* START RECORD LIST *

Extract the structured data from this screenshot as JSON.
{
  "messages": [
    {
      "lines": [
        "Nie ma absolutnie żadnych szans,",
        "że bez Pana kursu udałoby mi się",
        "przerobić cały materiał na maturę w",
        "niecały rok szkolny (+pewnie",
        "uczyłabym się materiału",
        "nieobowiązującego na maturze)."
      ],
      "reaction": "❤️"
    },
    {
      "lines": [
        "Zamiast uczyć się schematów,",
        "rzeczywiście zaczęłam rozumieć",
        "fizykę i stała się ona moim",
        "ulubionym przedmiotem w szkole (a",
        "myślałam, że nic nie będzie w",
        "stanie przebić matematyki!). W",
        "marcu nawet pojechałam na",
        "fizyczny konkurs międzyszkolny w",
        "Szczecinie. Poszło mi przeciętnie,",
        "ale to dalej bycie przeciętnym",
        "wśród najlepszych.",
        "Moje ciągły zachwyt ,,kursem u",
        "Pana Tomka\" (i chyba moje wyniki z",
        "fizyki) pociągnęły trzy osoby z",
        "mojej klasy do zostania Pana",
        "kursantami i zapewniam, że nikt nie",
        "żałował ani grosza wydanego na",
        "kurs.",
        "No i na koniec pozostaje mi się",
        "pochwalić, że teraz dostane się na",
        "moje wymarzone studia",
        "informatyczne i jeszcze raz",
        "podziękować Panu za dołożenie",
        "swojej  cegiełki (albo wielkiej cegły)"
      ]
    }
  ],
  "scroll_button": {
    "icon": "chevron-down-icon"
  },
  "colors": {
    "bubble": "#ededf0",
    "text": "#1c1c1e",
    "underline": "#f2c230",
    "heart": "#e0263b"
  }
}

* END RECORD LIST *

*SHORT PROBLEM*
Output each entry precisely as given.

*RESPONSE*
Extract the structured data from this screenshot as JSON.
{
  "messages": [
    {
      "lines": [
        "Nie ma absolutnie żadnych szans,",
        "że bez Pana kursu udałoby mi się",
        "przerobić cały materiał na maturę w",
        "niecały rok szkolny (+pewnie",
        "uczyłabym się materiału",
        "nieobowiązującego na maturze)."
      ],
      "reaction": "❤️"
    },
    {
      "lines": [
        "Zamiast uczyć się schematów,",
        "rzeczywiście zaczęłam rozumieć",
        "fizykę i stała się ona moim",
        "ulubionym przedmiotem w szkole (a",
        "myślałam, że nic nie będzie w",
        "stanie przebić matematyki!). W",
        "marcu nawet pojechałam na",
        "fizyczny konkurs międzyszkolny w",
        "Szczecinie. Poszło mi przeciętnie,",
        "ale to dalej bycie przeciętnym",
        "wśród najlepszych.",
        "Moje ciągły zachwyt ,,kursem u",
        "Pana Tomka\" (i chyba moje wyniki z",
        "fizyki) pociągnęły trzy osoby z",
        "mojej klasy do zostania Pana",
        "kursantami i zapewniam, że nikt nie",
        "żałował ani grosza wydanego na",
        "kurs.",
        "No i na koniec pozostaje mi się",
        "pochwalić, że teraz dostane się na",
        "moje wymarzone studia",
        "informatyczne i jeszcze raz",
        "podziękować Panu za dołożenie",
        "swojej  cegiełki (albo wielkiej cegły)"
      ]
    }
  ],
  "scroll_button": {
    "icon": "chevron-down-icon"
  },
  "colors": {
    "bubble": "#ededf0",
    "text": "#1c1c1e",
    "underline": "#f2c230",
    "heart": "#e0263b"
  }
}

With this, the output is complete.